== Set task ==
Every record must be repeated exactly; omit any pictures they contain.

== The records ==

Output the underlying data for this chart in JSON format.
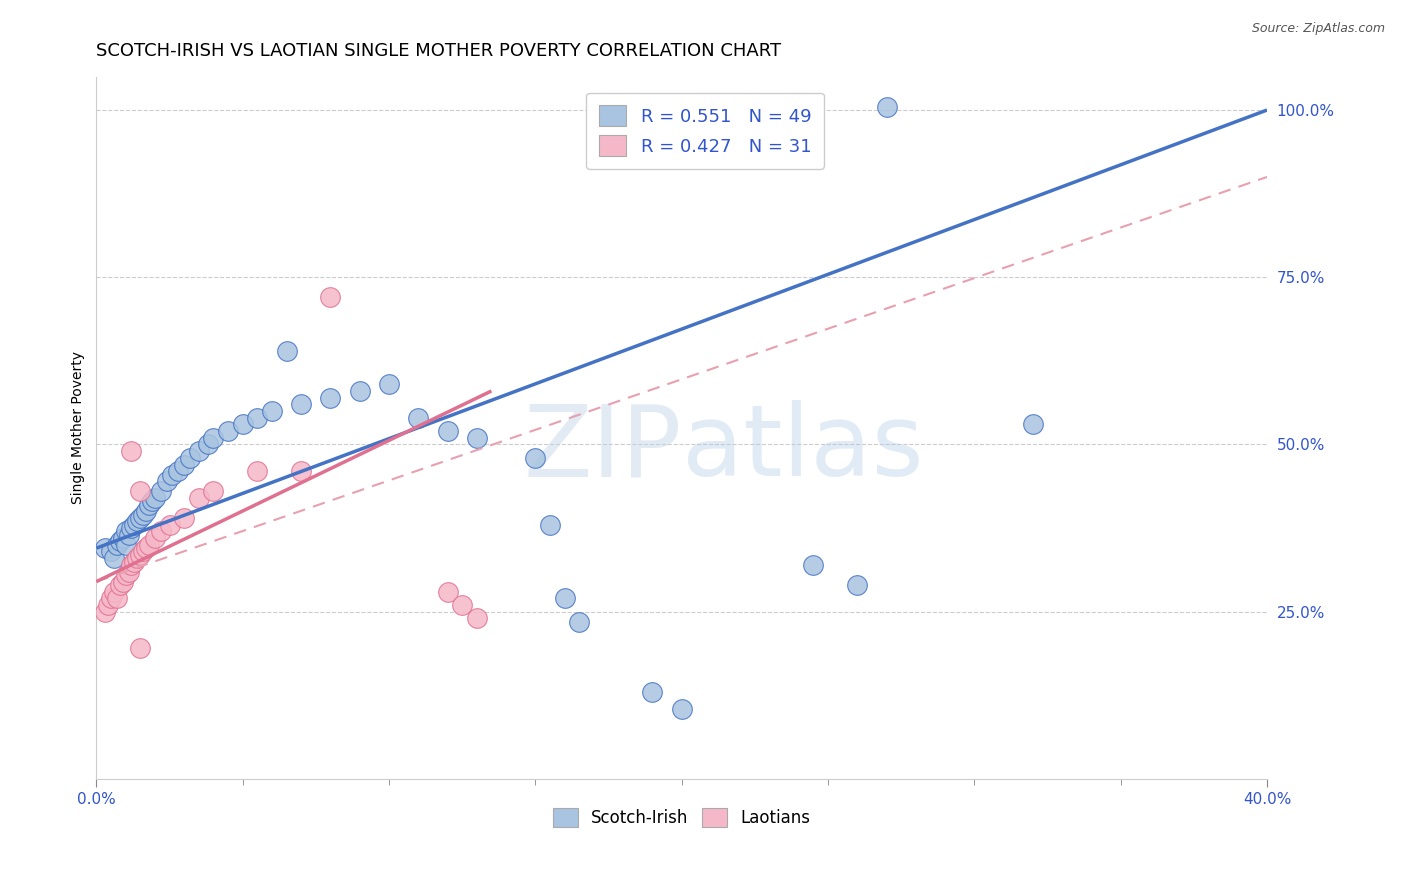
{
  "title": "SCOTCH-IRISH VS LAOTIAN SINGLE MOTHER POVERTY CORRELATION CHART",
  "source": "Source: ZipAtlas.com",
  "ylabel": "Single Mother Poverty",
  "xmin": 0.0,
  "xmax": 0.4,
  "ymin": 0.0,
  "ymax": 1.05,
  "legend_entries": [
    {
      "label_r": "R = 0.551",
      "label_n": "N = 49",
      "color": "#a8c4e0"
    },
    {
      "label_r": "R = 0.427",
      "label_n": "N = 31",
      "color": "#f5b8c8"
    }
  ],
  "legend_labels_bottom": [
    "Scotch-Irish",
    "Laotians"
  ],
  "watermark": "ZIPatlas",
  "blue_scatter": [
    [
      0.003,
      0.345
    ],
    [
      0.005,
      0.34
    ],
    [
      0.006,
      0.33
    ],
    [
      0.007,
      0.35
    ],
    [
      0.008,
      0.355
    ],
    [
      0.009,
      0.36
    ],
    [
      0.01,
      0.37
    ],
    [
      0.01,
      0.35
    ],
    [
      0.011,
      0.365
    ],
    [
      0.012,
      0.375
    ],
    [
      0.013,
      0.38
    ],
    [
      0.014,
      0.385
    ],
    [
      0.015,
      0.39
    ],
    [
      0.016,
      0.395
    ],
    [
      0.017,
      0.4
    ],
    [
      0.018,
      0.41
    ],
    [
      0.019,
      0.415
    ],
    [
      0.02,
      0.42
    ],
    [
      0.022,
      0.43
    ],
    [
      0.024,
      0.445
    ],
    [
      0.026,
      0.455
    ],
    [
      0.028,
      0.46
    ],
    [
      0.03,
      0.47
    ],
    [
      0.032,
      0.48
    ],
    [
      0.035,
      0.49
    ],
    [
      0.038,
      0.5
    ],
    [
      0.04,
      0.51
    ],
    [
      0.045,
      0.52
    ],
    [
      0.05,
      0.53
    ],
    [
      0.055,
      0.54
    ],
    [
      0.06,
      0.55
    ],
    [
      0.065,
      0.64
    ],
    [
      0.07,
      0.56
    ],
    [
      0.08,
      0.57
    ],
    [
      0.09,
      0.58
    ],
    [
      0.1,
      0.59
    ],
    [
      0.11,
      0.54
    ],
    [
      0.12,
      0.52
    ],
    [
      0.13,
      0.51
    ],
    [
      0.15,
      0.48
    ],
    [
      0.155,
      0.38
    ],
    [
      0.16,
      0.27
    ],
    [
      0.165,
      0.235
    ],
    [
      0.19,
      0.13
    ],
    [
      0.2,
      0.105
    ],
    [
      0.245,
      0.32
    ],
    [
      0.26,
      0.29
    ],
    [
      0.32,
      0.53
    ],
    [
      0.27,
      1.005
    ]
  ],
  "pink_scatter": [
    [
      0.003,
      0.25
    ],
    [
      0.004,
      0.26
    ],
    [
      0.005,
      0.27
    ],
    [
      0.006,
      0.28
    ],
    [
      0.007,
      0.27
    ],
    [
      0.008,
      0.29
    ],
    [
      0.009,
      0.295
    ],
    [
      0.01,
      0.305
    ],
    [
      0.011,
      0.31
    ],
    [
      0.012,
      0.32
    ],
    [
      0.013,
      0.325
    ],
    [
      0.014,
      0.33
    ],
    [
      0.015,
      0.335
    ],
    [
      0.016,
      0.34
    ],
    [
      0.017,
      0.345
    ],
    [
      0.018,
      0.35
    ],
    [
      0.02,
      0.36
    ],
    [
      0.022,
      0.37
    ],
    [
      0.025,
      0.38
    ],
    [
      0.03,
      0.39
    ],
    [
      0.012,
      0.49
    ],
    [
      0.015,
      0.43
    ],
    [
      0.035,
      0.42
    ],
    [
      0.04,
      0.43
    ],
    [
      0.055,
      0.46
    ],
    [
      0.07,
      0.46
    ],
    [
      0.08,
      0.72
    ],
    [
      0.12,
      0.28
    ],
    [
      0.125,
      0.26
    ],
    [
      0.13,
      0.24
    ],
    [
      0.015,
      0.195
    ]
  ],
  "blue_line_x": [
    0.0,
    0.4
  ],
  "blue_line_y": [
    0.345,
    1.0
  ],
  "pink_line_x": [
    0.0,
    0.4
  ],
  "pink_line_y": [
    0.295,
    0.9
  ],
  "scatter_blue_color": "#a8c4e0",
  "scatter_pink_color": "#f5b8c8",
  "line_blue_color": "#4472c4",
  "line_pink_color": "#e07090",
  "line_pink_dash_color": "#e8a0b0",
  "background_color": "#ffffff",
  "title_fontsize": 13,
  "axis_label_fontsize": 10,
  "tick_fontsize": 11,
  "right_tick_color": "#3355cc"
}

===

== Solution to this problem ==
Output the underlying data for this chart in JSON format.
{
  "title": "SCOTCH-IRISH VS LAOTIAN SINGLE MOTHER POVERTY CORRELATION CHART",
  "source": "Source: ZipAtlas.com",
  "ylabel": "Single Mother Poverty",
  "xmin": 0.0,
  "xmax": 0.4,
  "ymin": 0.0,
  "ymax": 1.05,
  "legend_entries": [
    {
      "label_r": "R = 0.551",
      "label_n": "N = 49",
      "color": "#a8c4e0"
    },
    {
      "label_r": "R = 0.427",
      "label_n": "N = 31",
      "color": "#f5b8c8"
    }
  ],
  "legend_labels_bottom": [
    "Scotch-Irish",
    "Laotians"
  ],
  "watermark": "ZIPatlas",
  "blue_scatter": [
    [
      0.003,
      0.345
    ],
    [
      0.005,
      0.34
    ],
    [
      0.006,
      0.33
    ],
    [
      0.007,
      0.35
    ],
    [
      0.008,
      0.355
    ],
    [
      0.009,
      0.36
    ],
    [
      0.01,
      0.37
    ],
    [
      0.01,
      0.35
    ],
    [
      0.011,
      0.365
    ],
    [
      0.012,
      0.375
    ],
    [
      0.013,
      0.38
    ],
    [
      0.014,
      0.385
    ],
    [
      0.015,
      0.39
    ],
    [
      0.016,
      0.395
    ],
    [
      0.017,
      0.4
    ],
    [
      0.018,
      0.41
    ],
    [
      0.019,
      0.415
    ],
    [
      0.02,
      0.42
    ],
    [
      0.022,
      0.43
    ],
    [
      0.024,
      0.445
    ],
    [
      0.026,
      0.455
    ],
    [
      0.028,
      0.46
    ],
    [
      0.03,
      0.47
    ],
    [
      0.032,
      0.48
    ],
    [
      0.035,
      0.49
    ],
    [
      0.038,
      0.5
    ],
    [
      0.04,
      0.51
    ],
    [
      0.045,
      0.52
    ],
    [
      0.05,
      0.53
    ],
    [
      0.055,
      0.54
    ],
    [
      0.06,
      0.55
    ],
    [
      0.065,
      0.64
    ],
    [
      0.07,
      0.56
    ],
    [
      0.08,
      0.57
    ],
    [
      0.09,
      0.58
    ],
    [
      0.1,
      0.59
    ],
    [
      0.11,
      0.54
    ],
    [
      0.12,
      0.52
    ],
    [
      0.13,
      0.51
    ],
    [
      0.15,
      0.48
    ],
    [
      0.155,
      0.38
    ],
    [
      0.16,
      0.27
    ],
    [
      0.165,
      0.235
    ],
    [
      0.19,
      0.13
    ],
    [
      0.2,
      0.105
    ],
    [
      0.245,
      0.32
    ],
    [
      0.26,
      0.29
    ],
    [
      0.32,
      0.53
    ],
    [
      0.27,
      1.005
    ]
  ],
  "pink_scatter": [
    [
      0.003,
      0.25
    ],
    [
      0.004,
      0.26
    ],
    [
      0.005,
      0.27
    ],
    [
      0.006,
      0.28
    ],
    [
      0.007,
      0.27
    ],
    [
      0.008,
      0.29
    ],
    [
      0.009,
      0.295
    ],
    [
      0.01,
      0.305
    ],
    [
      0.011,
      0.31
    ],
    [
      0.012,
      0.32
    ],
    [
      0.013,
      0.325
    ],
    [
      0.014,
      0.33
    ],
    [
      0.015,
      0.335
    ],
    [
      0.016,
      0.34
    ],
    [
      0.017,
      0.345
    ],
    [
      0.018,
      0.35
    ],
    [
      0.02,
      0.36
    ],
    [
      0.022,
      0.37
    ],
    [
      0.025,
      0.38
    ],
    [
      0.03,
      0.39
    ],
    [
      0.012,
      0.49
    ],
    [
      0.015,
      0.43
    ],
    [
      0.035,
      0.42
    ],
    [
      0.04,
      0.43
    ],
    [
      0.055,
      0.46
    ],
    [
      0.07,
      0.46
    ],
    [
      0.08,
      0.72
    ],
    [
      0.12,
      0.28
    ],
    [
      0.125,
      0.26
    ],
    [
      0.13,
      0.24
    ],
    [
      0.015,
      0.195
    ]
  ],
  "blue_line_x": [
    0.0,
    0.4
  ],
  "blue_line_y": [
    0.345,
    1.0
  ],
  "pink_line_x": [
    0.0,
    0.4
  ],
  "pink_line_y": [
    0.295,
    0.9
  ],
  "scatter_blue_color": "#a8c4e0",
  "scatter_pink_color": "#f5b8c8",
  "line_blue_color": "#4472c4",
  "line_pink_color": "#e07090",
  "line_pink_dash_color": "#e8a0b0",
  "background_color": "#ffffff",
  "title_fontsize": 13,
  "axis_label_fontsize": 10,
  "tick_fontsize": 11,
  "right_tick_color": "#3355cc"
}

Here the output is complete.